• Exercise
Set down the records exactly, and omit any image found in them.

[Page image transcription data]
┌──

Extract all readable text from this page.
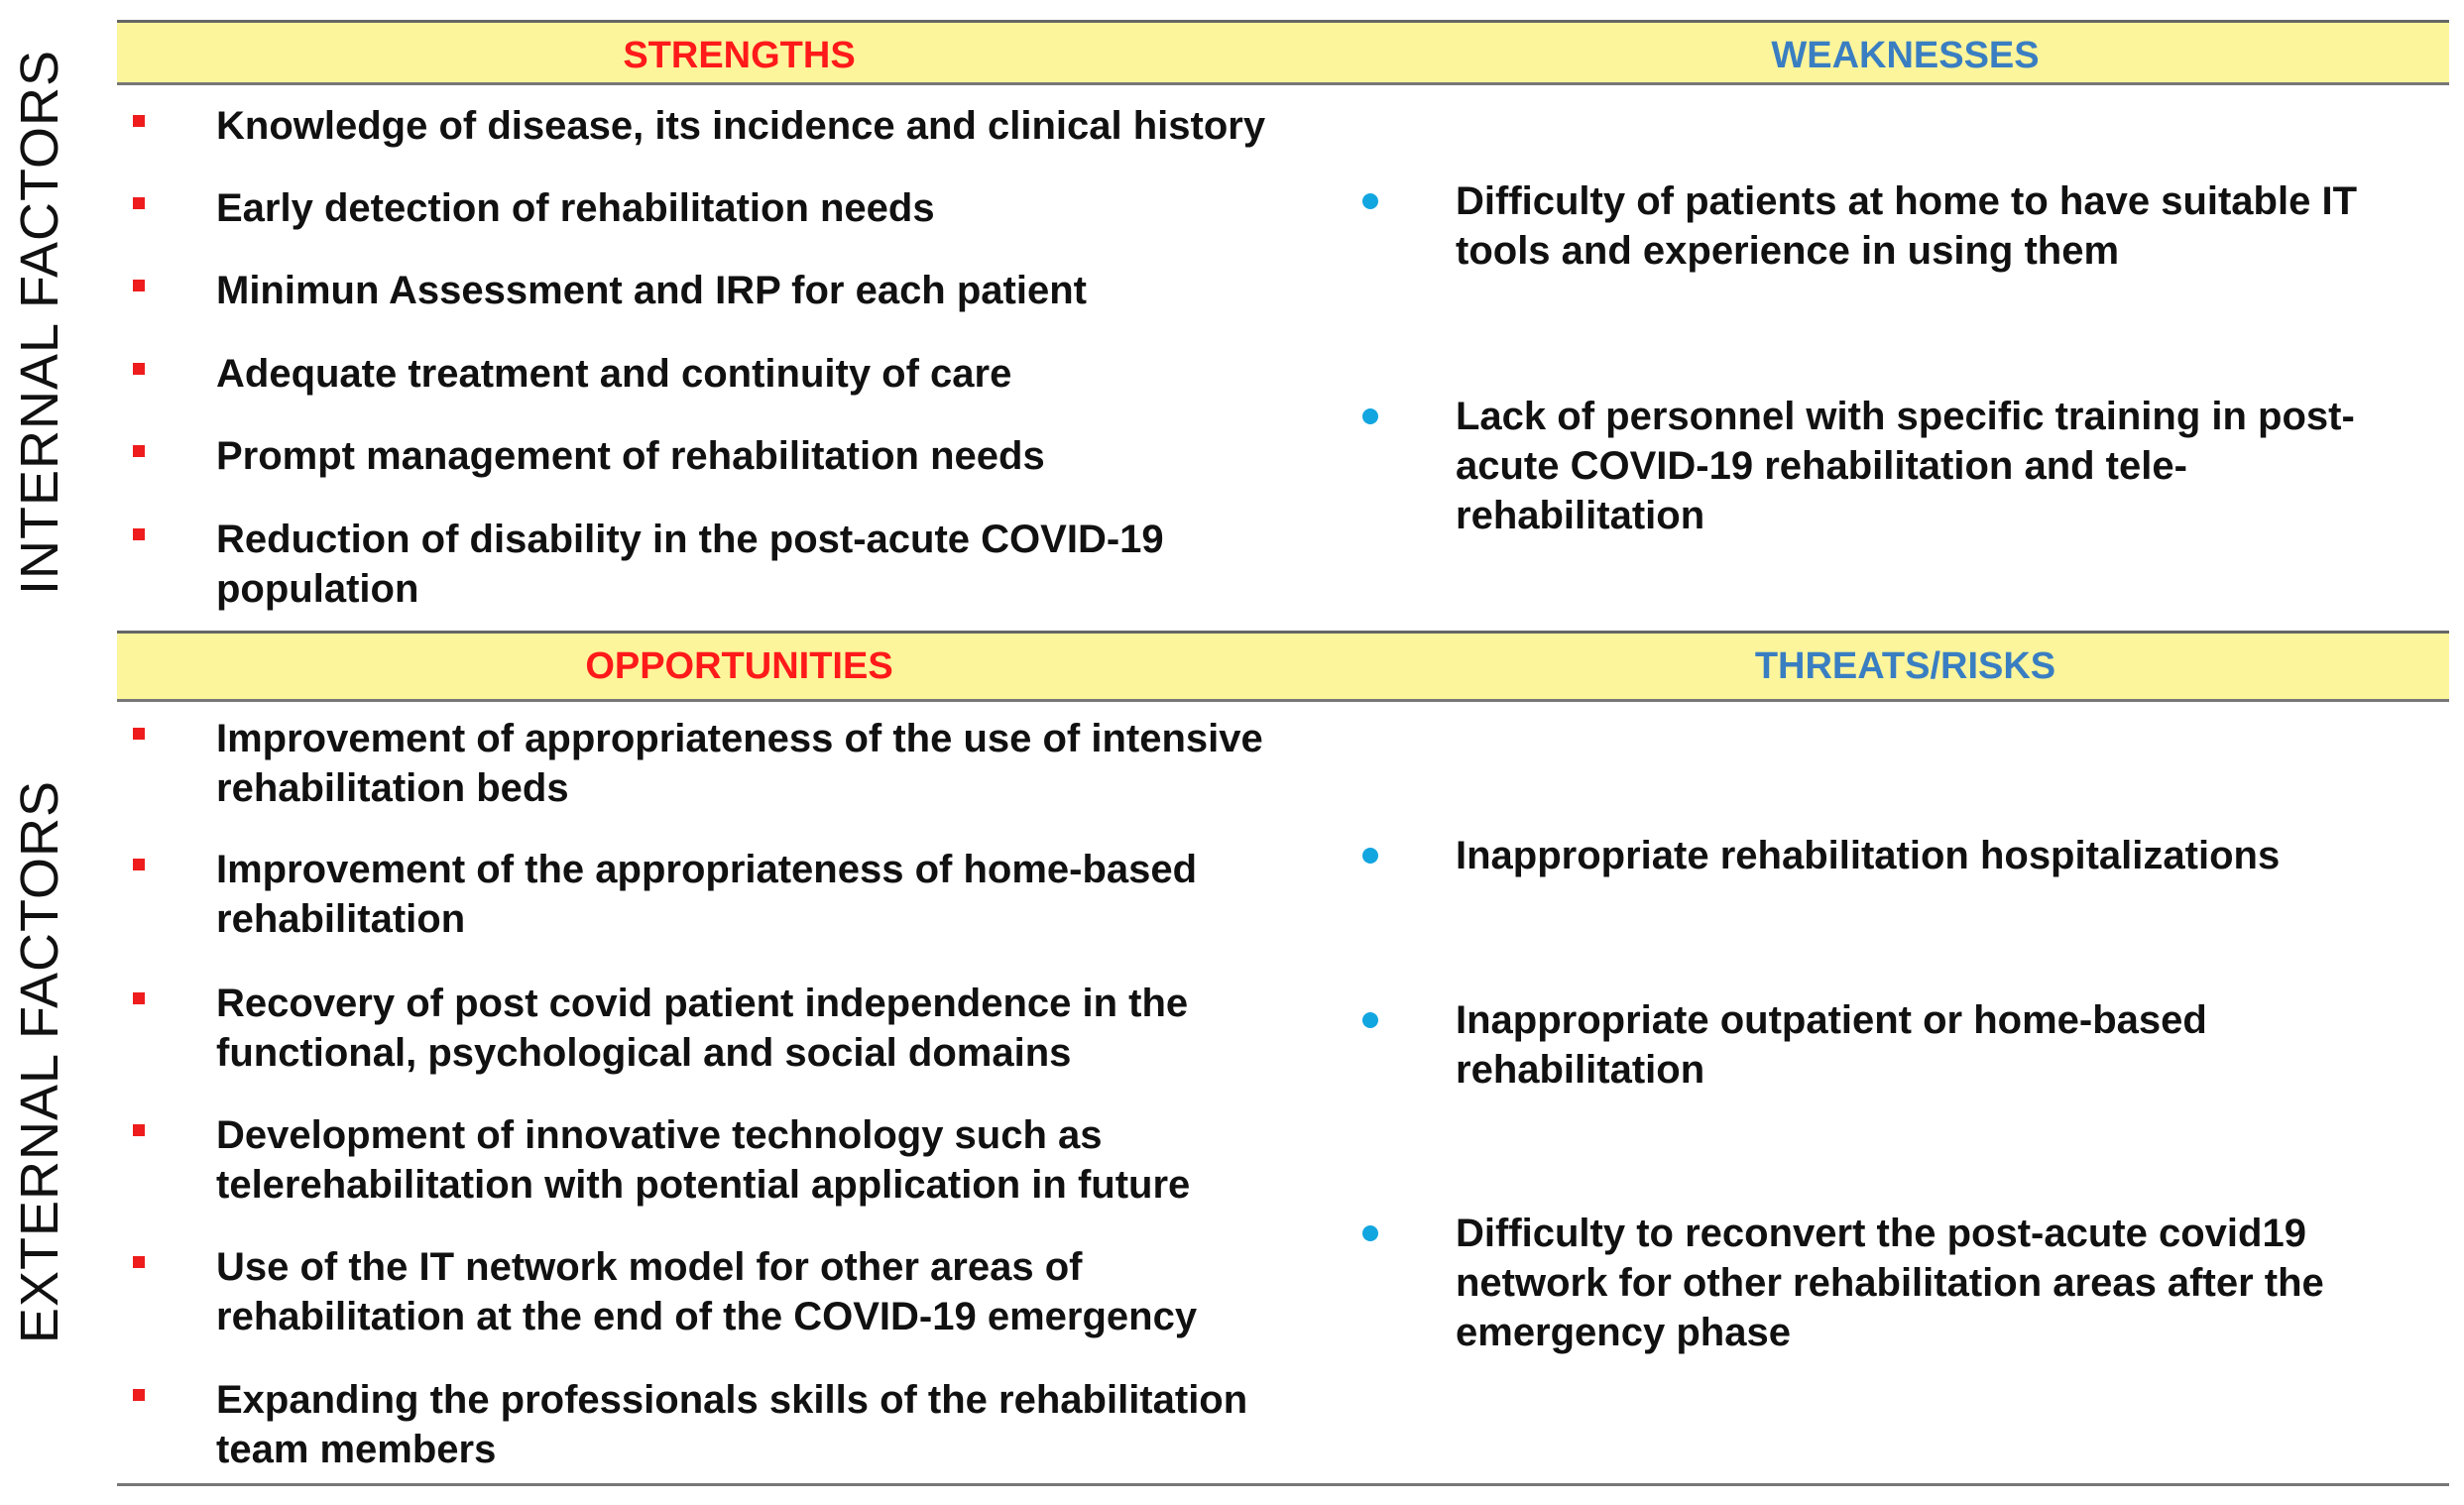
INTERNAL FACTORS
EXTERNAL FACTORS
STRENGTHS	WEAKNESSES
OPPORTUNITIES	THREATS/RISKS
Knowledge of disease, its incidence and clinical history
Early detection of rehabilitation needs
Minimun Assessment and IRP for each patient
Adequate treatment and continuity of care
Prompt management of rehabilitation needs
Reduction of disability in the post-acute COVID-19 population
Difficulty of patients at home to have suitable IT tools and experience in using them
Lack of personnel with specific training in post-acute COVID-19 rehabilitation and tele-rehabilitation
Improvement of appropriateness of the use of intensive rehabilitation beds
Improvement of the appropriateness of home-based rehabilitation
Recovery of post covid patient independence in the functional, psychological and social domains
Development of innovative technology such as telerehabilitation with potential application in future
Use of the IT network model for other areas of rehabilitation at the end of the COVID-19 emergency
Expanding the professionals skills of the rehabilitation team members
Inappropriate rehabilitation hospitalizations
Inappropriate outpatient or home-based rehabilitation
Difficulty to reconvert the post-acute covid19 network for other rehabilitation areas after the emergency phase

└──

• Result
Extract all readable text from this page.
INTERNAL FACTORS
EXTERNAL FACTORS
STRENGTHS	WEAKNESSES
OPPORTUNITIES	THREATS/RISKS
Knowledge of disease, its incidence and clinical history
Early detection of rehabilitation needs
Minimun Assessment and IRP for each patient
Adequate treatment and continuity of care
Prompt management of rehabilitation needs
Reduction of disability in the post-acute COVID-19 population
Difficulty of patients at home to have suitable IT tools and experience in using them
Lack of personnel with specific training in post-acute COVID-19 rehabilitation and tele-rehabilitation
Improvement of appropriateness of the use of intensive rehabilitation beds
Improvement of the appropriateness of home-based rehabilitation
Recovery of post covid patient independence in the functional, psychological and social domains
Development of innovative technology such as telerehabilitation with potential application in future
Use of the IT network model for other areas of rehabilitation at the end of the COVID-19 emergency
Expanding the professionals skills of the rehabilitation team members
Inappropriate rehabilitation hospitalizations
Inappropriate outpatient or home-based rehabilitation
Difficulty to reconvert the post-acute covid19 network for other rehabilitation areas after the emergency phase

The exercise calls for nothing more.